▸ **Task directions**: Images are excluded; otherwise, output every record exactly.

▸ **Collection entries**:
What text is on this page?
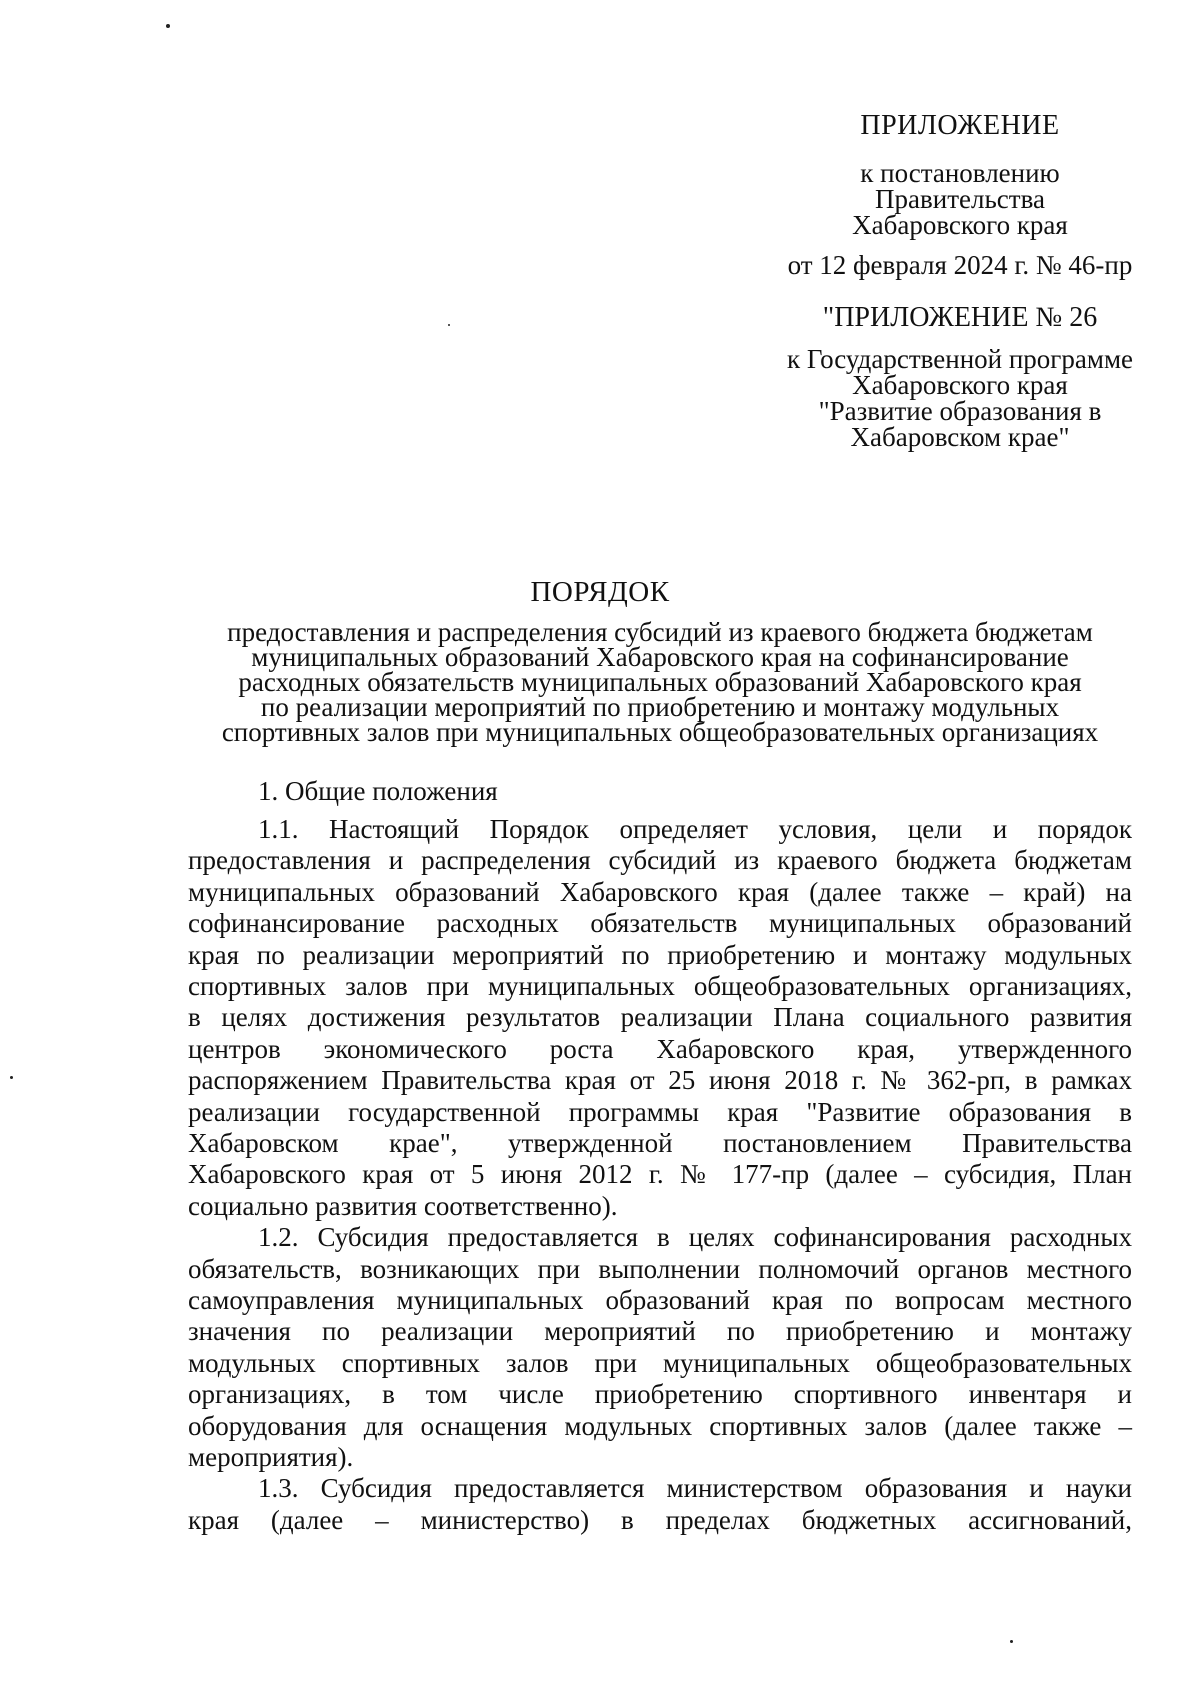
ПРИЛОЖЕНИЕ
к постановлению
Правительства
Хабаровского края
от 12 февраля 2024 г. № 46-пр
"ПРИЛОЖЕНИЕ № 26
к Государственной программе
Хабаровского края
"Развитие образования в
Хабаровском крае"
ПОРЯДОК
предоставления и распределения субсидий из краевого бюджета бюджетам
муниципальных образований Хабаровского края на софинансирование
расходных обязательств муниципальных образований Хабаровского края
по реализации мероприятий по приобретению и монтажу модульных
спортивных залов при муниципальных общеобразовательных организациях
1. Общие положения
1.1. Настоящий Порядок определяет условия, цели и порядок
предоставления и распределения субсидий из краевого бюджета бюджетам
муниципальных образований Хабаровского края (далее также – край) на
софинансирование расходных обязательств муниципальных образований
края по реализации мероприятий по приобретению и монтажу модульных
спортивных залов при муниципальных общеобразовательных организациях,
в целях достижения результатов реализации Плана социального развития
центров экономического роста Хабаровского края, утвержденного
распоряжением Правительства края от 25 июня 2018 г. № 362-рп, в рамках
реализации государственной программы края "Развитие образования в
Хабаровском крае", утвержденной постановлением Правительства
Хабаровского края от 5 июня 2012 г. № 177-пр (далее – субсидия, План
социально развития соответственно).
1.2. Субсидия предоставляется в целях софинансирования расходных
обязательств, возникающих при выполнении полномочий органов местного
самоуправления муниципальных образований края по вопросам местного
значения по реализации мероприятий по приобретению и монтажу
модульных спортивных залов при муниципальных общеобразовательных
организациях, в том числе приобретению спортивного инвентаря и
оборудования для оснащения модульных спортивных залов (далее также –
мероприятия).
1.3. Субсидия предоставляется министерством образования и науки
края (далее – министерство) в пределах бюджетных ассигнований,
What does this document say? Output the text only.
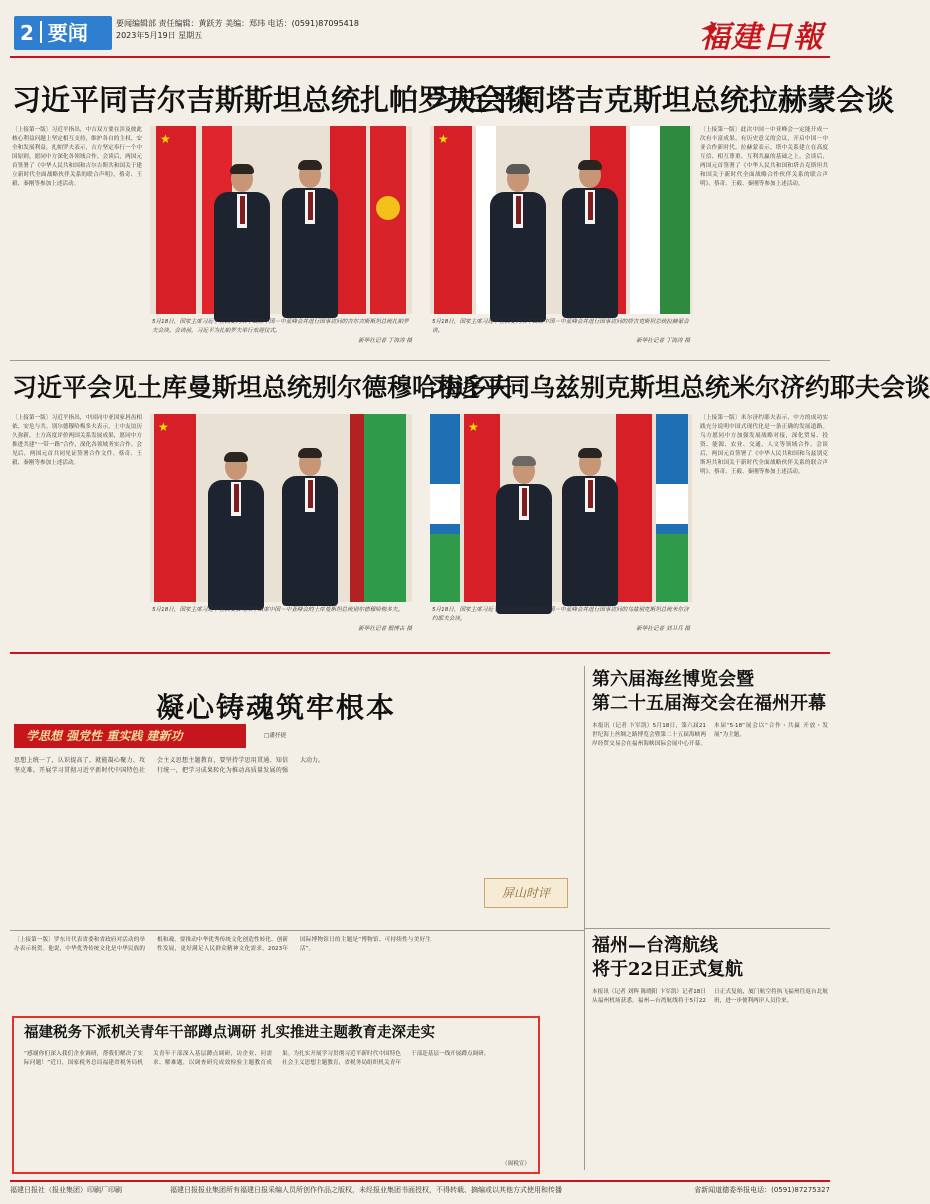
2 要闻	要闻编辑部 责任编辑：黄跃芳 美编：郑玮 电话：(0591)87095418
2023年5月19日 星期五	福建日報
习近平同吉尔吉斯斯坦总统扎帕罗夫会谈
〔上接第一版〕习近平指出，中吉双方要在涉及彼此核心利益问题上坚定相互支持，维护各自的主权、安全和发展利益。扎帕罗夫表示，吉方坚定奉行一个中国原则，愿同中方深化各领域合作。会谈后，两国元首签署了《中华人民共和国和吉尔吉斯共和国关于建立新时代全面战略伙伴关系的联合声明》。蔡奇、王毅、秦刚等参加上述活动。
★
5月18日，国家主席习近平在西安同来华出席中国－中亚峰会并进行国事访问的吉尔吉斯斯坦总统扎帕罗夫会谈。会谈前，习近平为扎帕罗夫举行欢迎仪式。
新华社记者 丁海涛 摄
习近平同塔吉克斯坦总统拉赫蒙会谈
★
〔上接第一版〕此次中国－中亚峰会一定能开成一次有丰富成果、有历史意义的会议，开启中国－中亚合作新时代。拉赫蒙表示，塔中关系建立在高度互信、相互尊重、互利共赢的基础之上。会谈后，两国元首签署了《中华人民共和国和塔吉克斯坦共和国关于新时代全面战略合作伙伴关系的联合声明》。蔡奇、王毅、秦刚等参加上述活动。
5月18日，国家主席习近平在西安同来华出席中国－中亚峰会并进行国事访问的塔吉克斯坦总统拉赫蒙会谈。
新华社记者 丁海涛 摄
习近平会见土库曼斯坦总统别尔德穆哈梅多夫
〔上接第一版〕习近平指出，中国同中亚国家唇齿相依、安危与共。别尔德穆哈梅多夫表示，土中友谊历久弥新，土方高度评价两国关系发展成果，愿同中方推进共建“一带一路”合作，深化各领域务实合作。会见后，两国元首共同见证签署合作文件。蔡奇、王毅、秦刚等参加上述活动。
★
5月18日，国家主席习近平在西安会见来华出席中国－中亚峰会的土库曼斯坦总统别尔德穆哈梅多夫。
新华社记者 殷博古 摄
习近平同乌兹别克斯坦总统米尔济约耶夫会谈
★
〔上接第一版〕米尔济约耶夫表示，中方的成功实践充分说明中国式现代化是一条正确的发展道路。乌方愿同中方加强发展战略对接，深化贸易、投资、能源、农业、交通、人文等领域合作。会谈后，两国元首签署了《中华人民共和国和乌兹别克斯坦共和国关于新时代全面战略伙伴关系的联合声明》。蔡奇、王毅、秦刚等参加上述活动。
5月18日，国家主席习近平在西安同来华出席中国－中亚峰会并进行国事访问的乌兹别克斯坦总统米尔济约耶夫会谈。
新华社记者 刘卫兵 摄
凝心铸魂筑牢根本
□潘抒捷
学思想 强党性 重实践 建新功
思想上统一了，认识提高了，就能凝心聚力、攻坚克难。开展学习贯彻习近平新时代中国特色社会主义思想主题教育，要坚持学思用贯通、知信行统一，把学习成果转化为推动高质量发展的强大动力。
屏山时评
第六届海丝博览会暨
第二十五届海交会在福州开幕
本报讯（记者 卞军凯）5月18日，第六届21世纪海上丝绸之路博览会暨第二十五届海峡两岸经贸交易会在福州海峡国际会展中心开幕。本届“5·18”展会以“合作・共赢 开放・发展”为主题。
福州—台湾航线
将于22日正式复航
本报讯（记者 刘辉 陈晓阳 卞军凯）记者18日从福州机场获悉，福州—台湾航线将于5月22日正式复航，厦门航空将执飞福州往返台北航班，进一步便利两岸人员往来。
〔上接第一版〕罗东川代表省委和省政府对活动的举办表示祝贺。他说，中华优秀传统文化是中华民族的根和魂，要推动中华优秀传统文化创造性转化、创新性发展，更好满足人民群众精神文化需求。2023年国际博物馆日的主题是“博物馆、可持续性与美好生活”。
福建税务下派机关青年干部蹲点调研 扎实推进主题教育走深走实
“感谢你们深入我们企业调研，帮我们解决了实际问题！”近日，国家税务总局福建省税务局机关青年干部深入基层蹲点调研，访企业、问需求、解难题，以调查研究成效检验主题教育成果。为扎实开展学习贯彻习近平新时代中国特色社会主义思想主题教育，省税务局组织机关青年干部赴基层一线开展蹲点调研。
（闽税宣）
福建日报社（报业集团）印刷厂印刷	福建日报报业集团所有福建日报采编人员所创作作品之版权，未经报业集团书面授权，不得转载、摘编或以其他方式使用和传播	省新闻道德委举报电话：(0591)87275327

▸ **Output below**:
What text is on this page?
ПРИЛОЖЕНИЕ
к постановлению
Правительства
Хабаровского края
от 12 февраля 2024 г. № 46-пр
"ПРИЛОЖЕНИЕ № 26
к Государственной программе
Хабаровского края
"Развитие образования в
Хабаровском крае"
ПОРЯДОК
предоставления и распределения субсидий из краевого бюджета бюджетам
муниципальных образований Хабаровского края на софинансирование
расходных обязательств муниципальных образований Хабаровского края
по реализации мероприятий по приобретению и монтажу модульных
спортивных залов при муниципальных общеобразовательных организациях
1. Общие положения
1.1. Настоящий Порядок определяет условия, цели и порядок
предоставления и распределения субсидий из краевого бюджета бюджетам
муниципальных образований Хабаровского края (далее также – край) на
софинансирование расходных обязательств муниципальных образований
края по реализации мероприятий по приобретению и монтажу модульных
спортивных залов при муниципальных общеобразовательных организациях,
в целях достижения результатов реализации Плана социального развития
центров экономического роста Хабаровского края, утвержденного
распоряжением Правительства края от 25 июня 2018 г. № 362-рп, в рамках
реализации государственной программы края "Развитие образования в
Хабаровском крае", утвержденной постановлением Правительства
Хабаровского края от 5 июня 2012 г. № 177-пр (далее – субсидия, План
социально развития соответственно).
1.2. Субсидия предоставляется в целях софинансирования расходных
обязательств, возникающих при выполнении полномочий органов местного
самоуправления муниципальных образований края по вопросам местного
значения по реализации мероприятий по приобретению и монтажу
модульных спортивных залов при муниципальных общеобразовательных
организациях, в том числе приобретению спортивного инвентаря и
оборудования для оснащения модульных спортивных залов (далее также –
мероприятия).
1.3. Субсидия предоставляется министерством образования и науки
края (далее – министерство) в пределах бюджетных ассигнований,
What does this document say? Output the text only.
2 要闻	要闻编辑部 责任编辑：黄跃芳 美编：郑玮 电话：(0591)87095418
2023年5月19日 星期五	福建日報
习近平同吉尔吉斯斯坦总统扎帕罗夫会谈
〔上接第一版〕习近平指出，中吉双方要在涉及彼此核心利益问题上坚定相互支持，维护各自的主权、安全和发展利益。扎帕罗夫表示，吉方坚定奉行一个中国原则，愿同中方深化各领域合作。会谈后，两国元首签署了《中华人民共和国和吉尔吉斯共和国关于建立新时代全面战略伙伴关系的联合声明》。蔡奇、王毅、秦刚等参加上述活动。
★
5月18日，国家主席习近平在西安同来华出席中国－中亚峰会并进行国事访问的吉尔吉斯斯坦总统扎帕罗夫会谈。会谈前，习近平为扎帕罗夫举行欢迎仪式。
新华社记者 丁海涛 摄
习近平同塔吉克斯坦总统拉赫蒙会谈
★
〔上接第一版〕此次中国－中亚峰会一定能开成一次有丰富成果、有历史意义的会议，开启中国－中亚合作新时代。拉赫蒙表示，塔中关系建立在高度互信、相互尊重、互利共赢的基础之上。会谈后，两国元首签署了《中华人民共和国和塔吉克斯坦共和国关于新时代全面战略合作伙伴关系的联合声明》。蔡奇、王毅、秦刚等参加上述活动。
5月18日，国家主席习近平在西安同来华出席中国－中亚峰会并进行国事访问的塔吉克斯坦总统拉赫蒙会谈。
新华社记者 丁海涛 摄
习近平会见土库曼斯坦总统别尔德穆哈梅多夫
〔上接第一版〕习近平指出，中国同中亚国家唇齿相依、安危与共。别尔德穆哈梅多夫表示，土中友谊历久弥新，土方高度评价两国关系发展成果，愿同中方推进共建“一带一路”合作，深化各领域务实合作。会见后，两国元首共同见证签署合作文件。蔡奇、王毅、秦刚等参加上述活动。
★
5月18日，国家主席习近平在西安会见来华出席中国－中亚峰会的土库曼斯坦总统别尔德穆哈梅多夫。
新华社记者 殷博古 摄
习近平同乌兹别克斯坦总统米尔济约耶夫会谈
★
〔上接第一版〕米尔济约耶夫表示，中方的成功实践充分说明中国式现代化是一条正确的发展道路。乌方愿同中方加强发展战略对接，深化贸易、投资、能源、农业、交通、人文等领域合作。会谈后，两国元首签署了《中华人民共和国和乌兹别克斯坦共和国关于新时代全面战略伙伴关系的联合声明》。蔡奇、王毅、秦刚等参加上述活动。
5月18日，国家主席习近平在西安同来华出席中国－中亚峰会并进行国事访问的乌兹别克斯坦总统米尔济约耶夫会谈。
新华社记者 刘卫兵 摄
凝心铸魂筑牢根本
□潘抒捷
学思想 强党性 重实践 建新功
思想上统一了，认识提高了，就能凝心聚力、攻坚克难。开展学习贯彻习近平新时代中国特色社会主义思想主题教育，要坚持学思用贯通、知信行统一，把学习成果转化为推动高质量发展的强大动力。
屏山时评
第六届海丝博览会暨
第二十五届海交会在福州开幕
本报讯（记者 卞军凯）5月18日，第六届21世纪海上丝绸之路博览会暨第二十五届海峡两岸经贸交易会在福州海峡国际会展中心开幕。本届“5·18”展会以“合作・共赢 开放・发展”为主题。
福州—台湾航线
将于22日正式复航
本报讯（记者 刘辉 陈晓阳 卞军凯）记者18日从福州机场获悉，福州—台湾航线将于5月22日正式复航，厦门航空将执飞福州往返台北航班，进一步便利两岸人员往来。
〔上接第一版〕罗东川代表省委和省政府对活动的举办表示祝贺。他说，中华优秀传统文化是中华民族的根和魂，要推动中华优秀传统文化创造性转化、创新性发展，更好满足人民群众精神文化需求。2023年国际博物馆日的主题是“博物馆、可持续性与美好生活”。
福建税务下派机关青年干部蹲点调研 扎实推进主题教育走深走实
“感谢你们深入我们企业调研，帮我们解决了实际问题！”近日，国家税务总局福建省税务局机关青年干部深入基层蹲点调研，访企业、问需求、解难题，以调查研究成效检验主题教育成果。为扎实开展学习贯彻习近平新时代中国特色社会主义思想主题教育，省税务局组织机关青年干部赴基层一线开展蹲点调研。
（闽税宣）
福建日报社（报业集团）印刷厂印刷	福建日报报业集团所有福建日报采编人员所创作作品之版权，未经报业集团书面授权，不得转载、摘编或以其他方式使用和传播	省新闻道德委举报电话：(0591)87275327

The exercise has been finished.